_REQUEST:_
Identify each line below that contains the word "nears", and copy it out.

_RECORD LIST:_
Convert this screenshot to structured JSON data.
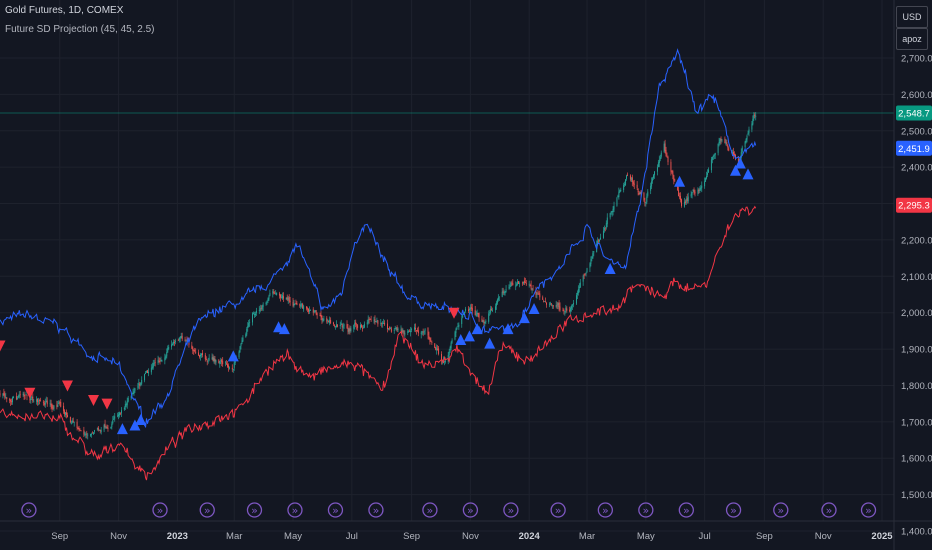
{
  "header": {
    "title": "Gold Futures, 1D, COMEX",
    "indicator": "Future SD Projection (45, 45, 2.5)"
  },
  "controls": {
    "currency": "USD",
    "user": "apoz"
  },
  "colors": {
    "background": "#131722",
    "grid": "#1e222d",
    "candle_up": "#26a69a",
    "candle_down": "#ef5350",
    "upper_band": "#2962ff",
    "lower_band": "#f23645",
    "signal_up": "#2962ff",
    "signal_down": "#f23645",
    "price_label": "#089981",
    "axis_text": "#b2b5be",
    "event_icon": "#7e57c2"
  },
  "chart_data": {
    "type": "candlestick",
    "title": "",
    "x_ticks": [
      "Sep",
      "Nov",
      "2023",
      "Mar",
      "May",
      "Jul",
      "Sep",
      "Nov",
      "2024",
      "Mar",
      "May",
      "Jul",
      "Sep",
      "Nov",
      "2025"
    ],
    "y_ticks": [
      "2,700.0",
      "2,600.0",
      "2,500.0",
      "2,400.0",
      "2,300.0",
      "2,200.0",
      "2,100.0",
      "2,000.0",
      "1,900.0",
      "1,800.0",
      "1,700.0",
      "1,600.0",
      "1,500.0",
      "1,400.0"
    ],
    "ylim": [
      1400,
      2760
    ],
    "last_price_labels": [
      {
        "name": "price",
        "value": "2,548.7"
      },
      {
        "name": "upper",
        "value": "2,451.9"
      },
      {
        "name": "lower",
        "value": "2,295.3"
      }
    ],
    "price_line": 2548.7,
    "series": [
      {
        "role": "price_close",
        "x": [
          "2022-07-01",
          "2022-08-01",
          "2022-09-01",
          "2022-09-27",
          "2022-11-03",
          "2022-12-01",
          "2023-01-01",
          "2023-02-01",
          "2023-02-27",
          "2023-03-20",
          "2023-04-13",
          "2023-05-04",
          "2023-06-01",
          "2023-06-30",
          "2023-07-20",
          "2023-08-21",
          "2023-09-15",
          "2023-10-06",
          "2023-10-27",
          "2023-11-15",
          "2023-12-04",
          "2023-12-27",
          "2024-01-15",
          "2024-02-14",
          "2024-03-08",
          "2024-04-12",
          "2024-04-30",
          "2024-05-20",
          "2024-06-07",
          "2024-07-01",
          "2024-07-17",
          "2024-08-05",
          "2024-08-23"
        ],
        "values": [
          1780,
          1760,
          1740,
          1660,
          1720,
          1830,
          1930,
          1880,
          1850,
          1990,
          2060,
          2020,
          1985,
          1950,
          1980,
          1940,
          1950,
          1860,
          2020,
          1980,
          2060,
          2090,
          2030,
          2010,
          2170,
          2390,
          2310,
          2450,
          2300,
          2360,
          2480,
          2420,
          2548.7
        ]
      },
      {
        "name": "Upper band",
        "x": [
          "2022-07-01",
          "2022-08-01",
          "2022-09-01",
          "2022-10-01",
          "2022-11-01",
          "2022-11-28",
          "2022-12-20",
          "2023-01-20",
          "2023-02-14",
          "2023-03-10",
          "2023-04-10",
          "2023-05-06",
          "2023-06-01",
          "2023-06-20",
          "2023-07-05",
          "2023-07-16",
          "2023-08-10",
          "2023-08-31",
          "2023-09-30",
          "2023-10-25",
          "2023-11-20",
          "2023-12-15",
          "2024-01-10",
          "2024-02-01",
          "2024-03-01",
          "2024-03-20",
          "2024-04-10",
          "2024-04-25",
          "2024-05-15",
          "2024-06-04",
          "2024-06-23",
          "2024-07-10",
          "2024-07-28",
          "2024-08-05",
          "2024-08-23"
        ],
        "values": [
          1980,
          1990,
          1960,
          1890,
          1850,
          1700,
          1770,
          1960,
          2010,
          2030,
          2090,
          2190,
          2000,
          2050,
          2210,
          2240,
          2100,
          2040,
          2010,
          2000,
          1950,
          1950,
          2080,
          2120,
          2240,
          2150,
          2130,
          2300,
          2620,
          2710,
          2560,
          2600,
          2450,
          2430,
          2451.9
        ]
      },
      {
        "name": "Lower band",
        "x": [
          "2022-07-01",
          "2022-08-01",
          "2022-09-01",
          "2022-10-10",
          "2022-11-01",
          "2022-11-28",
          "2022-12-31",
          "2023-01-20",
          "2023-02-15",
          "2023-03-10",
          "2023-04-04",
          "2023-04-25",
          "2023-05-20",
          "2023-06-15",
          "2023-07-05",
          "2023-08-01",
          "2023-08-21",
          "2023-09-10",
          "2023-10-01",
          "2023-10-19",
          "2023-11-03",
          "2023-11-20",
          "2023-12-01",
          "2023-12-31",
          "2024-01-31",
          "2024-02-29",
          "2024-03-31",
          "2024-04-20",
          "2024-05-15",
          "2024-06-01",
          "2024-06-30",
          "2024-07-17",
          "2024-07-31",
          "2024-08-23"
        ],
        "values": [
          1720,
          1720,
          1700,
          1590,
          1650,
          1550,
          1650,
          1690,
          1720,
          1740,
          1850,
          1880,
          1820,
          1850,
          1860,
          1780,
          1940,
          1860,
          1860,
          1900,
          1840,
          1760,
          1900,
          1870,
          1950,
          2000,
          2010,
          2080,
          2040,
          2080,
          2070,
          2180,
          2270,
          2295.3
        ]
      }
    ],
    "signals": {
      "up": [
        {
          "date": "2022-11-05",
          "price": 1680
        },
        {
          "date": "2022-11-18",
          "price": 1690
        },
        {
          "date": "2022-11-24",
          "price": 1705
        },
        {
          "date": "2023-02-28",
          "price": 1880
        },
        {
          "date": "2023-04-16",
          "price": 1960
        },
        {
          "date": "2023-04-22",
          "price": 1955
        },
        {
          "date": "2023-10-22",
          "price": 1925
        },
        {
          "date": "2023-10-31",
          "price": 1935
        },
        {
          "date": "2023-11-08",
          "price": 1955
        },
        {
          "date": "2023-11-21",
          "price": 1915
        },
        {
          "date": "2023-12-10",
          "price": 1955
        },
        {
          "date": "2023-12-27",
          "price": 1985
        },
        {
          "date": "2024-01-06",
          "price": 2010
        },
        {
          "date": "2024-03-25",
          "price": 2120
        },
        {
          "date": "2024-06-05",
          "price": 2360
        },
        {
          "date": "2024-08-02",
          "price": 2390
        },
        {
          "date": "2024-08-07",
          "price": 2410
        },
        {
          "date": "2024-08-15",
          "price": 2380
        }
      ],
      "down": [
        {
          "date": "2022-07-01",
          "price": 1910
        },
        {
          "date": "2022-08-01",
          "price": 1780
        },
        {
          "date": "2022-09-09",
          "price": 1800
        },
        {
          "date": "2022-10-06",
          "price": 1760
        },
        {
          "date": "2022-10-20",
          "price": 1750
        },
        {
          "date": "2023-10-15",
          "price": 2000
        }
      ]
    },
    "event_markers": {
      "glyph": "»",
      "dates": [
        "2022-07-31",
        "2022-12-14",
        "2023-02-01",
        "2023-03-22",
        "2023-05-03",
        "2023-06-14",
        "2023-07-26",
        "2023-09-20",
        "2023-11-01",
        "2023-12-13",
        "2024-01-31",
        "2024-03-20",
        "2024-05-01",
        "2024-06-12",
        "2024-07-31",
        "2024-09-18",
        "2024-11-07",
        "2024-12-18"
      ]
    }
  }
}
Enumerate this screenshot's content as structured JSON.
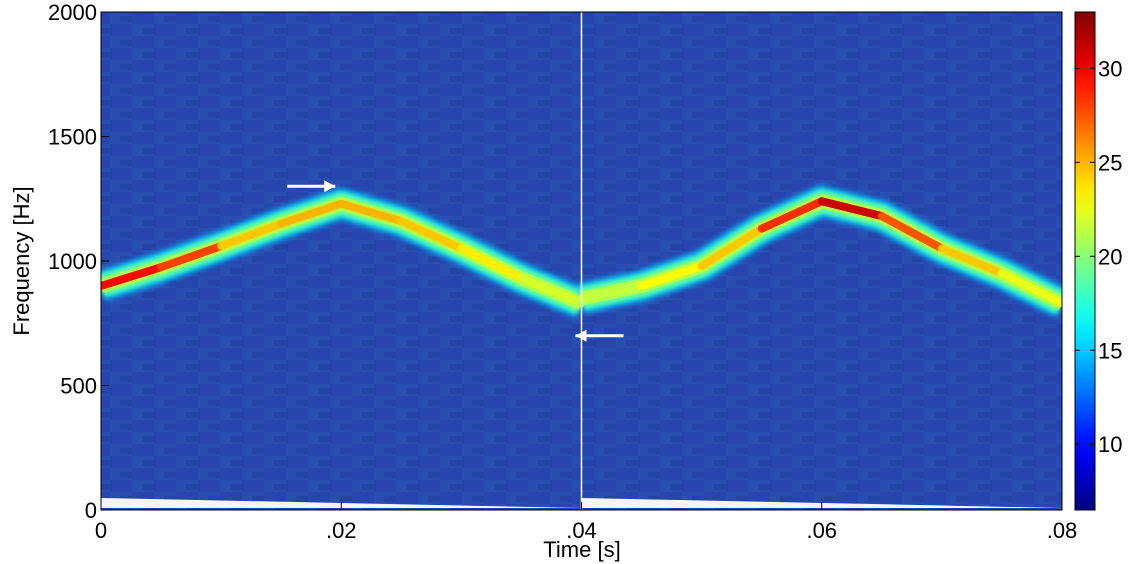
{
  "chart_data": {
    "type": "heatmap",
    "title": "",
    "xlabel": "Time [s]",
    "ylabel": "Frequency [Hz]",
    "xlim": [
      0,
      0.08
    ],
    "ylim": [
      0,
      2000
    ],
    "x_ticks": [
      0,
      0.02,
      0.04,
      0.06,
      0.08
    ],
    "x_tick_labels": [
      "0",
      ".02",
      ".04",
      ".06",
      ".08"
    ],
    "y_ticks": [
      0,
      500,
      1000,
      1500,
      2000
    ],
    "y_tick_labels": [
      "0",
      "500",
      "1000",
      "1500",
      "2000"
    ],
    "colorbar": {
      "colormap": "jet",
      "range": [
        6.5,
        33
      ],
      "ticks": [
        10,
        15,
        20,
        25,
        30
      ],
      "tick_labels": [
        "10",
        "15",
        "20",
        "25",
        "30"
      ]
    },
    "background_level": 9,
    "ridge_segments": [
      {
        "name": "segment-1",
        "points": [
          [
            0.0,
            900
          ],
          [
            0.005,
            975
          ],
          [
            0.01,
            1060
          ],
          [
            0.015,
            1150
          ],
          [
            0.02,
            1230
          ],
          [
            0.025,
            1160
          ],
          [
            0.03,
            1050
          ],
          [
            0.035,
            930
          ],
          [
            0.04,
            830
          ]
        ],
        "peak_levels": [
          28,
          31,
          25,
          24,
          26,
          24,
          25,
          22,
          22
        ]
      },
      {
        "name": "segment-2",
        "points": [
          [
            0.04,
            850
          ],
          [
            0.045,
            900
          ],
          [
            0.05,
            980
          ],
          [
            0.055,
            1130
          ],
          [
            0.06,
            1240
          ],
          [
            0.065,
            1180
          ],
          [
            0.07,
            1050
          ],
          [
            0.075,
            950
          ],
          [
            0.08,
            830
          ]
        ],
        "peak_levels": [
          21,
          22,
          24,
          25,
          32,
          30,
          25,
          24,
          21
        ]
      }
    ],
    "annotations": [
      {
        "name": "arrow-right",
        "direction": "right",
        "x_from": 0.0155,
        "x_to": 0.0195,
        "y": 1300
      },
      {
        "name": "arrow-left",
        "direction": "left",
        "x_from": 0.0435,
        "x_to": 0.0395,
        "y": 700
      }
    ]
  },
  "colors": {
    "arrow": "#ffffff",
    "separator": "#ffffff",
    "background_base": "#1f3fa8"
  }
}
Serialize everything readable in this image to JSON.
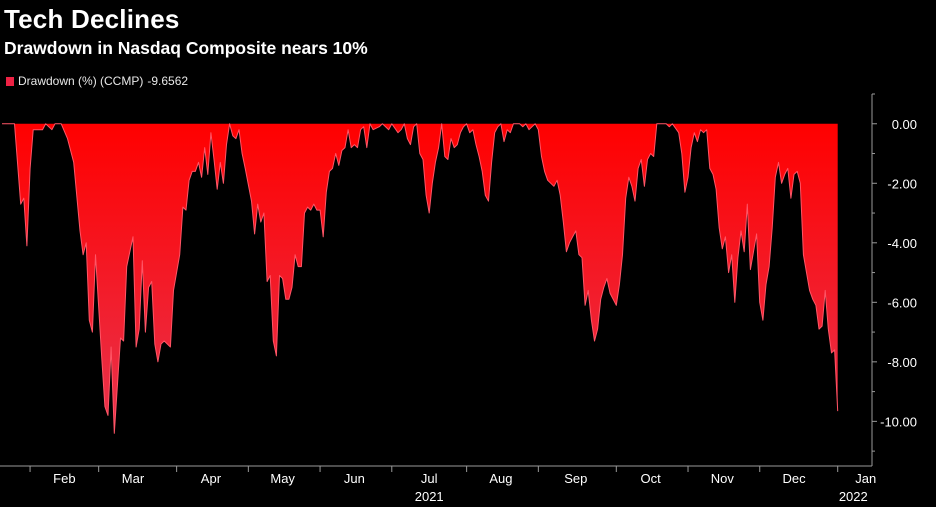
{
  "title": "Tech Declines",
  "subtitle": "Drawdown in Nasdaq Composite nears 10%",
  "legend": {
    "label": "Drawdown (%) (CCMP)",
    "last_value": "-9.6562",
    "color": "#ee2244"
  },
  "colors": {
    "fill_top": "#ff0000",
    "fill_bottom": "#e8344e",
    "line": "#ff5566",
    "axis": "#9a9a9a",
    "text": "#ffffff"
  },
  "chart_data": {
    "type": "area",
    "title": "Tech Declines",
    "subtitle": "Drawdown in Nasdaq Composite nears 10%",
    "xlabel": "",
    "ylabel": "",
    "ylim": [
      -11.5,
      1.0
    ],
    "y_ticks": [
      "0.00",
      "-2.00",
      "-4.00",
      "-6.00",
      "-8.00",
      "-10.00"
    ],
    "y_tick_values": [
      0,
      -2,
      -4,
      -6,
      -8,
      -10
    ],
    "x_range_days": [
      0,
      279
    ],
    "x_ticks": [
      {
        "label": "Feb",
        "day": 20
      },
      {
        "label": "Mar",
        "day": 42
      },
      {
        "label": "Apr",
        "day": 67
      },
      {
        "label": "May",
        "day": 90
      },
      {
        "label": "Jun",
        "day": 113
      },
      {
        "label": "Jul",
        "day": 137
      },
      {
        "label": "Aug",
        "day": 160
      },
      {
        "label": "Sep",
        "day": 184
      },
      {
        "label": "Oct",
        "day": 208
      },
      {
        "label": "Nov",
        "day": 231
      },
      {
        "label": "Dec",
        "day": 254
      },
      {
        "label": "Jan",
        "day": 277
      }
    ],
    "x_minor_ticks": [
      9,
      31,
      56,
      79,
      102,
      125,
      149,
      172,
      197,
      220,
      243,
      268
    ],
    "year_labels": [
      {
        "label": "2021",
        "day": 137
      },
      {
        "label": "2022",
        "day": 273
      }
    ],
    "series": [
      {
        "name": "Drawdown (%) (CCMP)",
        "last_value": -9.6562,
        "points": [
          [
            0,
            0
          ],
          [
            4,
            0
          ],
          [
            6,
            -2.7
          ],
          [
            7,
            -2.5
          ],
          [
            8,
            -4.1
          ],
          [
            9,
            -1.5
          ],
          [
            10,
            -0.2
          ],
          [
            13,
            -0.2
          ],
          [
            14,
            0
          ],
          [
            16,
            -0.2
          ],
          [
            17,
            0
          ],
          [
            19,
            0
          ],
          [
            21,
            -0.5
          ],
          [
            23,
            -1.3
          ],
          [
            25,
            -3.6
          ],
          [
            26,
            -4.4
          ],
          [
            27,
            -4.0
          ],
          [
            28,
            -6.6
          ],
          [
            29,
            -7.0
          ],
          [
            30,
            -4.4
          ],
          [
            32,
            -7.9
          ],
          [
            33,
            -9.5
          ],
          [
            34,
            -9.8
          ],
          [
            35,
            -7.5
          ],
          [
            36,
            -10.4
          ],
          [
            38,
            -7.2
          ],
          [
            39,
            -7.3
          ],
          [
            40,
            -4.8
          ],
          [
            42,
            -3.8
          ],
          [
            43,
            -7.5
          ],
          [
            44,
            -6.9
          ],
          [
            45,
            -4.6
          ],
          [
            46,
            -7.0
          ],
          [
            47,
            -5.5
          ],
          [
            48,
            -5.3
          ],
          [
            49,
            -7.4
          ],
          [
            50,
            -8.0
          ],
          [
            51,
            -7.4
          ],
          [
            52,
            -7.3
          ],
          [
            54,
            -7.5
          ],
          [
            55,
            -5.6
          ],
          [
            57,
            -4.4
          ],
          [
            58,
            -2.8
          ],
          [
            59,
            -2.9
          ],
          [
            60,
            -1.9
          ],
          [
            61,
            -1.6
          ],
          [
            62,
            -1.6
          ],
          [
            63,
            -1.3
          ],
          [
            64,
            -1.8
          ],
          [
            65,
            -0.8
          ],
          [
            66,
            -1.7
          ],
          [
            67,
            -0.3
          ],
          [
            68,
            -1.2
          ],
          [
            69,
            -2.2
          ],
          [
            70,
            -1.3
          ],
          [
            71,
            -2.0
          ],
          [
            72,
            -0.7
          ],
          [
            73,
            0
          ],
          [
            74,
            -0.4
          ],
          [
            75,
            -0.5
          ],
          [
            76,
            -0.2
          ],
          [
            77,
            -1.0
          ],
          [
            78,
            -1.5
          ],
          [
            80,
            -2.6
          ],
          [
            81,
            -3.7
          ],
          [
            82,
            -2.7
          ],
          [
            83,
            -3.3
          ],
          [
            84,
            -3.0
          ],
          [
            85,
            -5.3
          ],
          [
            86,
            -5.1
          ],
          [
            87,
            -7.3
          ],
          [
            88,
            -7.8
          ],
          [
            89,
            -5.1
          ],
          [
            90,
            -5.2
          ],
          [
            91,
            -5.9
          ],
          [
            92,
            -5.9
          ],
          [
            93,
            -5.5
          ],
          [
            94,
            -4.4
          ],
          [
            95,
            -4.8
          ],
          [
            96,
            -4.8
          ],
          [
            97,
            -3.0
          ],
          [
            98,
            -2.8
          ],
          [
            99,
            -2.9
          ],
          [
            100,
            -2.7
          ],
          [
            101,
            -2.9
          ],
          [
            102,
            -2.9
          ],
          [
            103,
            -3.8
          ],
          [
            104,
            -2.3
          ],
          [
            105,
            -1.6
          ],
          [
            106,
            -1.5
          ],
          [
            107,
            -1.0
          ],
          [
            108,
            -1.4
          ],
          [
            109,
            -0.9
          ],
          [
            110,
            -0.8
          ],
          [
            111,
            -0.2
          ],
          [
            112,
            -0.8
          ],
          [
            113,
            -0.7
          ],
          [
            114,
            -0.8
          ],
          [
            115,
            -0.2
          ],
          [
            116,
            -0.1
          ],
          [
            117,
            -0.8
          ],
          [
            118,
            0
          ],
          [
            119,
            -0.2
          ],
          [
            121,
            -0.1
          ],
          [
            122,
            0
          ],
          [
            124,
            -0.2
          ],
          [
            125,
            0
          ],
          [
            127,
            -0.3
          ],
          [
            128,
            -0.2
          ],
          [
            129,
            0
          ],
          [
            130,
            -0.5
          ],
          [
            131,
            -0.7
          ],
          [
            132,
            -0.1
          ],
          [
            133,
            0
          ],
          [
            134,
            -1.0
          ],
          [
            135,
            -1.2
          ],
          [
            136,
            -2.4
          ],
          [
            137,
            -3.0
          ],
          [
            138,
            -2.0
          ],
          [
            139,
            -1.3
          ],
          [
            140,
            -0.8
          ],
          [
            141,
            0
          ],
          [
            142,
            -1.1
          ],
          [
            143,
            -1.2
          ],
          [
            144,
            -0.5
          ],
          [
            145,
            -0.8
          ],
          [
            146,
            -0.7
          ],
          [
            147,
            -0.3
          ],
          [
            148,
            -0.1
          ],
          [
            149,
            0
          ],
          [
            150,
            -0.3
          ],
          [
            151,
            -0.2
          ],
          [
            152,
            -0.7
          ],
          [
            153,
            -1.1
          ],
          [
            154,
            -1.6
          ],
          [
            155,
            -2.4
          ],
          [
            156,
            -2.6
          ],
          [
            157,
            -1.3
          ],
          [
            158,
            -0.3
          ],
          [
            159,
            -0.1
          ],
          [
            160,
            0
          ],
          [
            161,
            -0.6
          ],
          [
            162,
            -0.2
          ],
          [
            163,
            -0.3
          ],
          [
            164,
            0
          ],
          [
            166,
            0
          ],
          [
            167,
            -0.1
          ],
          [
            168,
            0
          ],
          [
            169,
            -0.2
          ],
          [
            170,
            -0.1
          ],
          [
            171,
            0
          ],
          [
            172,
            -0.2
          ],
          [
            173,
            -1.1
          ],
          [
            174,
            -1.6
          ],
          [
            175,
            -1.9
          ],
          [
            176,
            -2.0
          ],
          [
            177,
            -2.1
          ],
          [
            178,
            -1.9
          ],
          [
            179,
            -2.4
          ],
          [
            180,
            -3.3
          ],
          [
            181,
            -4.3
          ],
          [
            182,
            -4.0
          ],
          [
            183,
            -3.8
          ],
          [
            184,
            -3.6
          ],
          [
            185,
            -4.4
          ],
          [
            186,
            -4.5
          ],
          [
            187,
            -6.1
          ],
          [
            188,
            -5.6
          ],
          [
            189,
            -6.6
          ],
          [
            190,
            -7.3
          ],
          [
            191,
            -6.9
          ],
          [
            192,
            -5.9
          ],
          [
            193,
            -5.5
          ],
          [
            194,
            -5.2
          ],
          [
            195,
            -5.7
          ],
          [
            196,
            -5.9
          ],
          [
            197,
            -6.1
          ],
          [
            198,
            -5.4
          ],
          [
            199,
            -4.4
          ],
          [
            200,
            -2.5
          ],
          [
            201,
            -1.8
          ],
          [
            202,
            -2.1
          ],
          [
            203,
            -2.6
          ],
          [
            204,
            -1.5
          ],
          [
            205,
            -1.2
          ],
          [
            206,
            -2.1
          ],
          [
            207,
            -1.2
          ],
          [
            208,
            -1.0
          ],
          [
            209,
            -1.1
          ],
          [
            210,
            0
          ],
          [
            213,
            0
          ],
          [
            214,
            -0.1
          ],
          [
            215,
            0
          ],
          [
            217,
            -0.3
          ],
          [
            218,
            -1.0
          ],
          [
            219,
            -2.3
          ],
          [
            220,
            -1.8
          ],
          [
            221,
            -0.8
          ],
          [
            222,
            -0.3
          ],
          [
            223,
            -0.6
          ],
          [
            224,
            -0.2
          ],
          [
            225,
            -0.3
          ],
          [
            226,
            -0.2
          ],
          [
            227,
            -1.5
          ],
          [
            228,
            -1.7
          ],
          [
            229,
            -2.2
          ],
          [
            230,
            -3.5
          ],
          [
            231,
            -4.2
          ],
          [
            232,
            -3.8
          ],
          [
            233,
            -5.0
          ],
          [
            234,
            -4.4
          ],
          [
            235,
            -6.0
          ],
          [
            236,
            -4.5
          ],
          [
            237,
            -3.6
          ],
          [
            238,
            -4.3
          ],
          [
            239,
            -2.7
          ],
          [
            240,
            -4.9
          ],
          [
            241,
            -4.3
          ],
          [
            242,
            -3.7
          ],
          [
            243,
            -6.0
          ],
          [
            244,
            -6.6
          ],
          [
            245,
            -5.4
          ],
          [
            246,
            -4.8
          ],
          [
            247,
            -3.5
          ],
          [
            248,
            -1.8
          ],
          [
            249,
            -1.3
          ],
          [
            250,
            -2.0
          ],
          [
            251,
            -1.7
          ],
          [
            252,
            -1.5
          ],
          [
            253,
            -2.5
          ],
          [
            254,
            -1.7
          ],
          [
            255,
            -1.6
          ],
          [
            256,
            -2.0
          ],
          [
            257,
            -4.4
          ],
          [
            258,
            -5.0
          ],
          [
            259,
            -5.6
          ],
          [
            260,
            -5.9
          ],
          [
            261,
            -6.1
          ],
          [
            262,
            -6.9
          ],
          [
            263,
            -6.8
          ],
          [
            264,
            -5.6
          ],
          [
            265,
            -6.9
          ],
          [
            266,
            -7.7
          ],
          [
            267,
            -7.6
          ],
          [
            268,
            -9.6562
          ]
        ]
      }
    ]
  }
}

_FINAL ANSWER:_
  "subtitle": "Drawdown in Nasdaq Composite nears 10%",
    "subtitle": "Drawdown in Nasdaq Composite nears 10%",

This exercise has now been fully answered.